(Aim of the exercise): Identify, in the records below, every line where the string "width" appears, and copy each such line.

(Data to process):
— Begin —
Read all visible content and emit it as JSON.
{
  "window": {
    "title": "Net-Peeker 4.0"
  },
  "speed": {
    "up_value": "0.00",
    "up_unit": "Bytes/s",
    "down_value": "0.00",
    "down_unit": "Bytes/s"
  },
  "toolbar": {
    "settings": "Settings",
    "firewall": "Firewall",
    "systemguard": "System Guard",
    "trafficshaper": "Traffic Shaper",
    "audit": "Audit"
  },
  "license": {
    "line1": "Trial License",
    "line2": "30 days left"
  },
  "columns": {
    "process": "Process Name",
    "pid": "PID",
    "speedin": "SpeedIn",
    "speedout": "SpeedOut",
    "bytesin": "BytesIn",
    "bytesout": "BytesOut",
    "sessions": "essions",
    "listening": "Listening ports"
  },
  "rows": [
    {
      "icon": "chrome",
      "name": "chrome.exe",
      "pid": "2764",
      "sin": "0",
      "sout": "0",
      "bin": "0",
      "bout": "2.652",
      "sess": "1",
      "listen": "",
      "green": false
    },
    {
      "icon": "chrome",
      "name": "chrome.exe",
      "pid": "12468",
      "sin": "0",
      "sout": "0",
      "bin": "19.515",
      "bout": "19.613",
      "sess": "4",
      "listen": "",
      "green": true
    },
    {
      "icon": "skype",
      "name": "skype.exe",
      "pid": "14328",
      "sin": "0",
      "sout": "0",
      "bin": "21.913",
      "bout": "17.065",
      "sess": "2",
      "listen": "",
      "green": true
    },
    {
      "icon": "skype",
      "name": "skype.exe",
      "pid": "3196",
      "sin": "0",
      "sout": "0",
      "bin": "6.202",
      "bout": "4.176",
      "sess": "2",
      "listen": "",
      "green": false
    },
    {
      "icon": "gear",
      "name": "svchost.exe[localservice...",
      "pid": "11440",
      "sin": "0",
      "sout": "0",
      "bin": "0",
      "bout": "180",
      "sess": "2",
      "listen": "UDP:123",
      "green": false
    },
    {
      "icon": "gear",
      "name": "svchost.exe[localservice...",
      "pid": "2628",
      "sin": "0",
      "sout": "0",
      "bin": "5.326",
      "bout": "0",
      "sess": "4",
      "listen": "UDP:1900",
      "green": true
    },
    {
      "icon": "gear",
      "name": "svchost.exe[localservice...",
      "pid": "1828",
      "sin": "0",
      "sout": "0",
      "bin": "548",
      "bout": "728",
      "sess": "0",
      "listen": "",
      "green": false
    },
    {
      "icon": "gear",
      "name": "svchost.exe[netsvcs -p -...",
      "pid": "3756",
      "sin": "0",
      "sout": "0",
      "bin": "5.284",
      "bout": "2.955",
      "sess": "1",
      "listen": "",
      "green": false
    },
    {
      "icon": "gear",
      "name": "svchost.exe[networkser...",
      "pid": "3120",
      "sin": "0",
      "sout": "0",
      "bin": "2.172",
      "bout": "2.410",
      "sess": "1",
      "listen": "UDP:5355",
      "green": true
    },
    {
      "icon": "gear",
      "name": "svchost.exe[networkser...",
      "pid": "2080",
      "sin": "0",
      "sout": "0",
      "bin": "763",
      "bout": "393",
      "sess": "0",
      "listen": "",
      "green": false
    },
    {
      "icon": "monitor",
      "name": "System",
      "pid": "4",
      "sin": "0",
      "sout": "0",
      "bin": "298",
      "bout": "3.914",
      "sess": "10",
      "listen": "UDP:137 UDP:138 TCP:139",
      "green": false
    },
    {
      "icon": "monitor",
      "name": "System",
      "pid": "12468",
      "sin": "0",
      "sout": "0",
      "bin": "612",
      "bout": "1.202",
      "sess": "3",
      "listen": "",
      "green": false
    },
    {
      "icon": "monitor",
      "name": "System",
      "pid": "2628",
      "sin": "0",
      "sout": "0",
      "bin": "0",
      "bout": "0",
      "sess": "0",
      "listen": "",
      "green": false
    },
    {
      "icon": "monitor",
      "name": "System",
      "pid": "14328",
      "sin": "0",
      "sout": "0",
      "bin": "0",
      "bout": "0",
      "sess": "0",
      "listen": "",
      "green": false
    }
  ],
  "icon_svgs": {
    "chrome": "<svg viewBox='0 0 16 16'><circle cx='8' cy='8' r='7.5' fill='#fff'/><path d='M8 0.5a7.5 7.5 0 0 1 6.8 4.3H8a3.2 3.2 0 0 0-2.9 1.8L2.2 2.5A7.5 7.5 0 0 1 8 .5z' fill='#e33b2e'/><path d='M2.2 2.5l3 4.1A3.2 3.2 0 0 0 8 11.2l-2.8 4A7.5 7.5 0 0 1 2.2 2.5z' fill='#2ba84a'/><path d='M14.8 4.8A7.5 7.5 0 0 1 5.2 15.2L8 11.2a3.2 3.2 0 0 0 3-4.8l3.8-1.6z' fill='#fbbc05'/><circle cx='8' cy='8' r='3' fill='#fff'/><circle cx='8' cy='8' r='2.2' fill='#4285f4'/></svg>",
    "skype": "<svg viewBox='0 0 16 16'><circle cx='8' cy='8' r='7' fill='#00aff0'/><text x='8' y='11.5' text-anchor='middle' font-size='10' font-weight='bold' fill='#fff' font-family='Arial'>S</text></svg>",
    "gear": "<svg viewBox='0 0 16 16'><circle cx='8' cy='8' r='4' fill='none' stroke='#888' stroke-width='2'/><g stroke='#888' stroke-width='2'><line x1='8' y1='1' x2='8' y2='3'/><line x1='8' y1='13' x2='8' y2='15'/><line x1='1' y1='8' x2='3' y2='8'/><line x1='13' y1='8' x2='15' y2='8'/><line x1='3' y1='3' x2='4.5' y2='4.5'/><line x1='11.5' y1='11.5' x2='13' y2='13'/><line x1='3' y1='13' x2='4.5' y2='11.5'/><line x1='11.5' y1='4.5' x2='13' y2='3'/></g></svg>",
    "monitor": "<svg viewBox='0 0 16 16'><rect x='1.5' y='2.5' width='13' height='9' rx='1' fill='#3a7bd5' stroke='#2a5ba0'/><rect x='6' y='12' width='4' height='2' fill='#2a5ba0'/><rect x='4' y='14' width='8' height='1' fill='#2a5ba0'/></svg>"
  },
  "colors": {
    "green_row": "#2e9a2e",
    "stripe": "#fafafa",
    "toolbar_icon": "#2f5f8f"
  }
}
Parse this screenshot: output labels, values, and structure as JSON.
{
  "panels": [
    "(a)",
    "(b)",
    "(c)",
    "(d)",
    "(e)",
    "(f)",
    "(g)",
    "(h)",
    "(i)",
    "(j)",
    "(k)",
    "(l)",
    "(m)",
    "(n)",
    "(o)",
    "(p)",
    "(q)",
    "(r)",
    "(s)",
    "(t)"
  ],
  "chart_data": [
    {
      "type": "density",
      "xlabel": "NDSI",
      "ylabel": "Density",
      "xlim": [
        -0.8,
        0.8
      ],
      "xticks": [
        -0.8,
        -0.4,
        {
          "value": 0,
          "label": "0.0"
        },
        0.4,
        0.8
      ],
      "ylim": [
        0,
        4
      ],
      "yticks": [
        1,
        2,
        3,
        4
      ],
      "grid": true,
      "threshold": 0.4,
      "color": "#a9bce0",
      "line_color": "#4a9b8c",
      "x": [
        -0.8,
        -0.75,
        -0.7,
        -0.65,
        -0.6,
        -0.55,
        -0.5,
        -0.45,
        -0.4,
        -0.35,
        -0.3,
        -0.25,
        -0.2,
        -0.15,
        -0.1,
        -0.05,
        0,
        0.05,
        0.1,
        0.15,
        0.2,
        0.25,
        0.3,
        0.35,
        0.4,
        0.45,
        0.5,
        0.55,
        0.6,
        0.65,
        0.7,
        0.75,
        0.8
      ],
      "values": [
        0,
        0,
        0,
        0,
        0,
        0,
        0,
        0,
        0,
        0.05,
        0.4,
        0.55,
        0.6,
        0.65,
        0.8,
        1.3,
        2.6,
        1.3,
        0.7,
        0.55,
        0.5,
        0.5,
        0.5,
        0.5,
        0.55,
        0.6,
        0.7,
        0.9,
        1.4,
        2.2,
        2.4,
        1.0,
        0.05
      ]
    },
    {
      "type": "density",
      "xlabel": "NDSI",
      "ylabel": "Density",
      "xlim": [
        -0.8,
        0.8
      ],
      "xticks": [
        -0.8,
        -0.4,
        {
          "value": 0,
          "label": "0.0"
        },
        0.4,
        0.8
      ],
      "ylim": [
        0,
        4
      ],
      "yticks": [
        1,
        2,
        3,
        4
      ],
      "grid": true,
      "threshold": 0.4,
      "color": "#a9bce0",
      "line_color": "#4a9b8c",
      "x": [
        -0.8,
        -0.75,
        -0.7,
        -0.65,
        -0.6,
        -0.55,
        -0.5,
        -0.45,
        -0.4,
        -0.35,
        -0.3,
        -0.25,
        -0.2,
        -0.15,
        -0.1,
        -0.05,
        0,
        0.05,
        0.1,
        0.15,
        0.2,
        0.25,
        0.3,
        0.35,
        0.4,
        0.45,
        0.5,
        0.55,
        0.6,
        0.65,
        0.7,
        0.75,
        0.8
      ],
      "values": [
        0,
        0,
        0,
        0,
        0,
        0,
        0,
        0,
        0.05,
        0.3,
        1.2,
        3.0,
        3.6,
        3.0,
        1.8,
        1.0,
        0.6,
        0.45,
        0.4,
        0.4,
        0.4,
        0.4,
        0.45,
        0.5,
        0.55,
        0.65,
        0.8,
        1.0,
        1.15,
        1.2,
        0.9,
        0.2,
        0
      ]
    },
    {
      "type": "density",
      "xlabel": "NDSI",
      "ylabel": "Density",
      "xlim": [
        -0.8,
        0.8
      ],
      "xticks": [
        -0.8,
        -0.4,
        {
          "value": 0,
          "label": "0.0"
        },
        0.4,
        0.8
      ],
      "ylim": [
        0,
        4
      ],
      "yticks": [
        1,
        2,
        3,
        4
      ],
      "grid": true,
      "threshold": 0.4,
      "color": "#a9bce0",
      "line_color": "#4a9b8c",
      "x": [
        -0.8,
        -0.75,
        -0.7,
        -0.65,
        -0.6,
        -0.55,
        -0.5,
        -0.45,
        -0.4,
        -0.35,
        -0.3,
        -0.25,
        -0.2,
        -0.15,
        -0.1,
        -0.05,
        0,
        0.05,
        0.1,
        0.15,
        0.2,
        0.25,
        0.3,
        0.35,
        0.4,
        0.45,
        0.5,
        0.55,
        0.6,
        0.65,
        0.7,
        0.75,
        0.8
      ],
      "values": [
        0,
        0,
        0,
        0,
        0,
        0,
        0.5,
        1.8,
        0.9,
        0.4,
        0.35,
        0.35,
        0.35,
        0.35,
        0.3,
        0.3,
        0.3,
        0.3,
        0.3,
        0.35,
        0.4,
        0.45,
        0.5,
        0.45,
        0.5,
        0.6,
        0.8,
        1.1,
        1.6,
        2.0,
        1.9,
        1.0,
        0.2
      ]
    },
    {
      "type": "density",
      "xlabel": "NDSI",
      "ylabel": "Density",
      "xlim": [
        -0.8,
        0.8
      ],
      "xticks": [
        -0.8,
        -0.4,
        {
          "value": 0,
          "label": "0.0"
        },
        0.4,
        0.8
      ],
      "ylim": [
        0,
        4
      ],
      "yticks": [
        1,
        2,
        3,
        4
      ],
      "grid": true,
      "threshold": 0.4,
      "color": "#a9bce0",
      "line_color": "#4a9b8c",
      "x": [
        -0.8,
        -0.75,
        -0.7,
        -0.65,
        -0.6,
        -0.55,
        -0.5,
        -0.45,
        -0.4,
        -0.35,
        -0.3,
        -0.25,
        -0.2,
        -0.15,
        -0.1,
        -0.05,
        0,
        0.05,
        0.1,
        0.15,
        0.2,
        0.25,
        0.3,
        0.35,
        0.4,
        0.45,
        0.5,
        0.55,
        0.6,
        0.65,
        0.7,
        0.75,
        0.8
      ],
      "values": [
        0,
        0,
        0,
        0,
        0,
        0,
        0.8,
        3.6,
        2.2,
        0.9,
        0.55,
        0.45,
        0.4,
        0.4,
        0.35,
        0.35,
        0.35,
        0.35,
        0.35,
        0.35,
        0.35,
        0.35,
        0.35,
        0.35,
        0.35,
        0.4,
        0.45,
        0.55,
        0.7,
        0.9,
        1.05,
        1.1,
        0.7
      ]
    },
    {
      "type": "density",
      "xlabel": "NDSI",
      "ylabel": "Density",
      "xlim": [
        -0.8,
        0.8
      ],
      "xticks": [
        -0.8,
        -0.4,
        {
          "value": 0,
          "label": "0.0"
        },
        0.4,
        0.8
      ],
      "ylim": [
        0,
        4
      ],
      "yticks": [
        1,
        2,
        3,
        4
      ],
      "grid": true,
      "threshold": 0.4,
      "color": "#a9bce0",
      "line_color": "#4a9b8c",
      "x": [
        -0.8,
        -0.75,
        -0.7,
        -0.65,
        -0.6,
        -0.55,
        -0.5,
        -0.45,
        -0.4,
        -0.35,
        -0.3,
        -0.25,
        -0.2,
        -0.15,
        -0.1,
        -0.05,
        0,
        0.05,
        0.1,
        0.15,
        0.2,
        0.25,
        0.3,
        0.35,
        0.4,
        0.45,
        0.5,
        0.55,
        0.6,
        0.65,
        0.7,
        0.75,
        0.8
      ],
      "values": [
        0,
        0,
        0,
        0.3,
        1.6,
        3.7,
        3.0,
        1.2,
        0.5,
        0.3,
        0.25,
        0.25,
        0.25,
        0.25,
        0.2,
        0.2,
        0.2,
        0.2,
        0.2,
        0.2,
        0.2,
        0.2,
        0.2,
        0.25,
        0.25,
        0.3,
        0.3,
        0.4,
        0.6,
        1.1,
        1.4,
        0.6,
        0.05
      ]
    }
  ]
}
— End —
(Written solution):
    "gear": "<svg viewBox='0 0 16 16'><circle cx='8' cy='8' r='4' fill='none' stroke='#888' stroke-width='2'/><g stroke='#888' stroke-width='2'><line x1='8' y1='1' x2='8' y2='3'/><line x1='8' y1='13' x2='8' y2='15'/><line x1='1' y1='8' x2='3' y2='8'/><line x1='13' y1='8' x2='15' y2='8'/><line x1='3' y1='3' x2='4.5' y2='4.5'/><line x1='11.5' y1='11.5' x2='13' y2='13'/><line x1='3' y1='13' x2='4.5' y2='11.5'/><line x1='11.5' y1='4.5' x2='13' y2='3'/></g></svg>",
    "monitor": "<svg viewBox='0 0 16 16'><rect x='1.5' y='2.5' width='13' height='9' rx='1' fill='#3a7bd5' stroke='#2a5ba0'/><rect x='6' y='12' width='4' height='2' fill='#2a5ba0'/><rect x='4' y='14' width='8' height='1' fill='#2a5ba0'/></svg>"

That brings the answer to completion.